> [Dataset records]:
=-=-=
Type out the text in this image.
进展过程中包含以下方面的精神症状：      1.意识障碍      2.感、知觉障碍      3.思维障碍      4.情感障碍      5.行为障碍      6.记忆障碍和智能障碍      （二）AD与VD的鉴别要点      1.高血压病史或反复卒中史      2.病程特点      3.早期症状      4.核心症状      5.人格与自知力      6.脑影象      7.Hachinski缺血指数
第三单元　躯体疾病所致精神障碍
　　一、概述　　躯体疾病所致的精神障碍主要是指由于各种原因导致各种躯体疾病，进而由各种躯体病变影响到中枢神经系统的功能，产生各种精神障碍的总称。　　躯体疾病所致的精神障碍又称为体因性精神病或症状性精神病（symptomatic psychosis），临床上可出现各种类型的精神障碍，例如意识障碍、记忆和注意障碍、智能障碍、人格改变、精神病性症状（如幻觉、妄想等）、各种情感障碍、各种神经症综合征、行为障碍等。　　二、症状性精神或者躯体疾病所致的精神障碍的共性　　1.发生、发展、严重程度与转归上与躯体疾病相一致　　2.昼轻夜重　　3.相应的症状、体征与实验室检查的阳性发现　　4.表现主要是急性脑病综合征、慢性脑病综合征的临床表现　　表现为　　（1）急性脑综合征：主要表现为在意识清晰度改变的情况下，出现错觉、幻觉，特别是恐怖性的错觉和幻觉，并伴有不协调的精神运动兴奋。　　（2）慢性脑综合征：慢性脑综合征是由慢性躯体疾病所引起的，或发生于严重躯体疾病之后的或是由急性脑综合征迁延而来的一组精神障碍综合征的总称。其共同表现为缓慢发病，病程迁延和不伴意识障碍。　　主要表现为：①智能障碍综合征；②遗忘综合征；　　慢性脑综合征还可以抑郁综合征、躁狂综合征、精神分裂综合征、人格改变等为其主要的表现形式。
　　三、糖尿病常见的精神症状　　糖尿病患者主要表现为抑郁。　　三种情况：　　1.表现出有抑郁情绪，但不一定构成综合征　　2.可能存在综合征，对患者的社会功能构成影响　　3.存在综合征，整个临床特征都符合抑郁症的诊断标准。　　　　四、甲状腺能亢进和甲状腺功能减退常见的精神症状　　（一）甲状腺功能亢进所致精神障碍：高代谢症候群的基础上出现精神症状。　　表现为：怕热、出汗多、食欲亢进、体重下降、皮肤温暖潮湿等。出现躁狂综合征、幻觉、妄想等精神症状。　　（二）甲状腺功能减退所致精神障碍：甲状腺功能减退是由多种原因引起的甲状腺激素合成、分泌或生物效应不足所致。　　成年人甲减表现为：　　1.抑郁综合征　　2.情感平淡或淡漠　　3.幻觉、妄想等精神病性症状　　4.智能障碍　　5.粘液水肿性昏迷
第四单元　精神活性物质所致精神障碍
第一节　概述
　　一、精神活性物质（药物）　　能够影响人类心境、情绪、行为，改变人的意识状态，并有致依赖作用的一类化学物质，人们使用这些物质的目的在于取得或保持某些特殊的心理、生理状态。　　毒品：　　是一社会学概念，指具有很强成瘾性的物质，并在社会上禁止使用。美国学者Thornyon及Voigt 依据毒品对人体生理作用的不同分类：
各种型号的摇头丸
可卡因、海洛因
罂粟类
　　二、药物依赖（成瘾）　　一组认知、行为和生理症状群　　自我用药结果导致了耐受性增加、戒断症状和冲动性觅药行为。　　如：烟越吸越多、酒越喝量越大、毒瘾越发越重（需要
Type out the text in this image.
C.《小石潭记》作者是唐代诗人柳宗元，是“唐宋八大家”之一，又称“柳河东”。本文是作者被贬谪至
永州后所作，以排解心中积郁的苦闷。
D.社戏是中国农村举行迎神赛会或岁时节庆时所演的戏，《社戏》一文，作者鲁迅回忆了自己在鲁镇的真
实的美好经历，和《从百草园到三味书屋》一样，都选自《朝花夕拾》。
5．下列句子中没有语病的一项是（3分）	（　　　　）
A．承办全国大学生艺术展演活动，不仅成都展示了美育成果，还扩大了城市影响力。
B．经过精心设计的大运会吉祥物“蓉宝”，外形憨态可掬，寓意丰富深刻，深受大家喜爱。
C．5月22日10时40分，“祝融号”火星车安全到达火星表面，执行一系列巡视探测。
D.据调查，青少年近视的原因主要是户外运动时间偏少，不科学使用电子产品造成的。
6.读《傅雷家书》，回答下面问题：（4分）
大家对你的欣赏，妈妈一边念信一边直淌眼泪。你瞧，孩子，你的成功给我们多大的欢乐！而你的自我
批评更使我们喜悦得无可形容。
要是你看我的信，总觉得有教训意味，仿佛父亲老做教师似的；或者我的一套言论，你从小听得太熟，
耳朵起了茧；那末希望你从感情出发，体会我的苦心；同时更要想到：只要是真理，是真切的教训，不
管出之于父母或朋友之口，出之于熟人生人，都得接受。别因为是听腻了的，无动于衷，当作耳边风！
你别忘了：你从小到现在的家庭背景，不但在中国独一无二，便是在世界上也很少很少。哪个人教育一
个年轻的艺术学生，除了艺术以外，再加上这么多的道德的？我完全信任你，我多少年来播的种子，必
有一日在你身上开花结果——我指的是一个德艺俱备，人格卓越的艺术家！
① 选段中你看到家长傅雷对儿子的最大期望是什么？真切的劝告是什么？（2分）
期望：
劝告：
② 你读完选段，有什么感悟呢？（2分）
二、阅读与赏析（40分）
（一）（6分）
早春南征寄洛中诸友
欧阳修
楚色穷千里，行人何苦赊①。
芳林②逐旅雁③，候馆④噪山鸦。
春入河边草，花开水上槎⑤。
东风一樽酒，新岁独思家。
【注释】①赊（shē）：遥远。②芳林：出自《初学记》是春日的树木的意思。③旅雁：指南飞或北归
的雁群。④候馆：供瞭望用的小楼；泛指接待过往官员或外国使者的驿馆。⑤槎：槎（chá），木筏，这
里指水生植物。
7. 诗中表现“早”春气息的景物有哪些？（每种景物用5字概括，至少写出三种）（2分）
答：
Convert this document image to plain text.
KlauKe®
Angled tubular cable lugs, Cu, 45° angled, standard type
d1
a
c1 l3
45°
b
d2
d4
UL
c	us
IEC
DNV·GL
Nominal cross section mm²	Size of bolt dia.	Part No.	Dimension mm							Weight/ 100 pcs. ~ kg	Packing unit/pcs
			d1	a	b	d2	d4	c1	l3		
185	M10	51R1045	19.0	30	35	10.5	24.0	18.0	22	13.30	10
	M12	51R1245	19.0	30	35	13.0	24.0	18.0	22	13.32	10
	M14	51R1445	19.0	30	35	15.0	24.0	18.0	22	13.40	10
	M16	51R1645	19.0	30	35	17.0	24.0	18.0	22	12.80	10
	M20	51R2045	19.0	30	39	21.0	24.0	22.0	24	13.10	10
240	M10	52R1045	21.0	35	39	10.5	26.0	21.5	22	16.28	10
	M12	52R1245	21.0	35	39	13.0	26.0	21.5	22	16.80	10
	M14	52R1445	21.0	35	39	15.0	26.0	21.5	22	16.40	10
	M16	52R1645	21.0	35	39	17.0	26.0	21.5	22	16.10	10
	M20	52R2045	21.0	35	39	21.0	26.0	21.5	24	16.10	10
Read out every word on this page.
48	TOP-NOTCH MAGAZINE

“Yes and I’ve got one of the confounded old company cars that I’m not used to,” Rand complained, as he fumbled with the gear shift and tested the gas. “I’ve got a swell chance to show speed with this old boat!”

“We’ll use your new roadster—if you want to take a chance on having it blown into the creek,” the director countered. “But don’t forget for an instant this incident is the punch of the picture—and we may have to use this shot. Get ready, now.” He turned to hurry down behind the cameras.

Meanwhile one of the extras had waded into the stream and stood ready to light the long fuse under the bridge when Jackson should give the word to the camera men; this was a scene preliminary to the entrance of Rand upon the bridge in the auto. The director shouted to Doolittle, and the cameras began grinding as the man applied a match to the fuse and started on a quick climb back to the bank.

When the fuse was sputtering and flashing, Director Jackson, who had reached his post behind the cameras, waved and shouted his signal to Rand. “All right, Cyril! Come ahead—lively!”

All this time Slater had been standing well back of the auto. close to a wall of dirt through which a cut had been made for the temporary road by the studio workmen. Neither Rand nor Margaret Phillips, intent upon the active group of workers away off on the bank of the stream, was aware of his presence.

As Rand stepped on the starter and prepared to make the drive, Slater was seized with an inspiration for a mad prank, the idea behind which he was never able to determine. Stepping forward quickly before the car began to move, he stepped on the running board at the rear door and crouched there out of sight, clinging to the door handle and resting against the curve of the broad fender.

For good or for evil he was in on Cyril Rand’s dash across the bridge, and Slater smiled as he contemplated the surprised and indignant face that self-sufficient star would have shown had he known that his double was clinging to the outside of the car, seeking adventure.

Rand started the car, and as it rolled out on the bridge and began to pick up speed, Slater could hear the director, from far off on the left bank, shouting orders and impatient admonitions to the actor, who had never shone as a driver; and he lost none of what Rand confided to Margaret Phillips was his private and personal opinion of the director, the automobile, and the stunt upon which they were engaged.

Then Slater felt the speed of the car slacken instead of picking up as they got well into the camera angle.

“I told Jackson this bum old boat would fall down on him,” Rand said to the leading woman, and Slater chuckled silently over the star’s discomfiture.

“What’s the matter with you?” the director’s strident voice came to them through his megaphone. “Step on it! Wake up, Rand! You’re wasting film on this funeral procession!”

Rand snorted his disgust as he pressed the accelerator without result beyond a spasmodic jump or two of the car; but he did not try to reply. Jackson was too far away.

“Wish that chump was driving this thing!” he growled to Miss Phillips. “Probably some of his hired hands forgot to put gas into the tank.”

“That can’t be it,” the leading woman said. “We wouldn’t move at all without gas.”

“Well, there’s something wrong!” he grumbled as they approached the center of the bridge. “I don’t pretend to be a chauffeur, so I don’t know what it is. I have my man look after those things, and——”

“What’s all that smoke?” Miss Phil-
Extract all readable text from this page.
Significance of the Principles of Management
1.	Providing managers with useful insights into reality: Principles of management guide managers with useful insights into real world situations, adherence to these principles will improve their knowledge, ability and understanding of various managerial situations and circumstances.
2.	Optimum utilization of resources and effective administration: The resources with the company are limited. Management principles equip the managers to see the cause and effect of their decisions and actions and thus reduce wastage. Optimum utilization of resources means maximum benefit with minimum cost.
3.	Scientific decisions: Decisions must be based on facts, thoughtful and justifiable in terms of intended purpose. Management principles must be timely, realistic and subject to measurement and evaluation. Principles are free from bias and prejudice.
=-=-=
> [EXERCISE REQUIREMENTS]:
Give only the number of lines in the material above where the string "word" appears.

> [SOLUTION FOR THIS TASK]:
2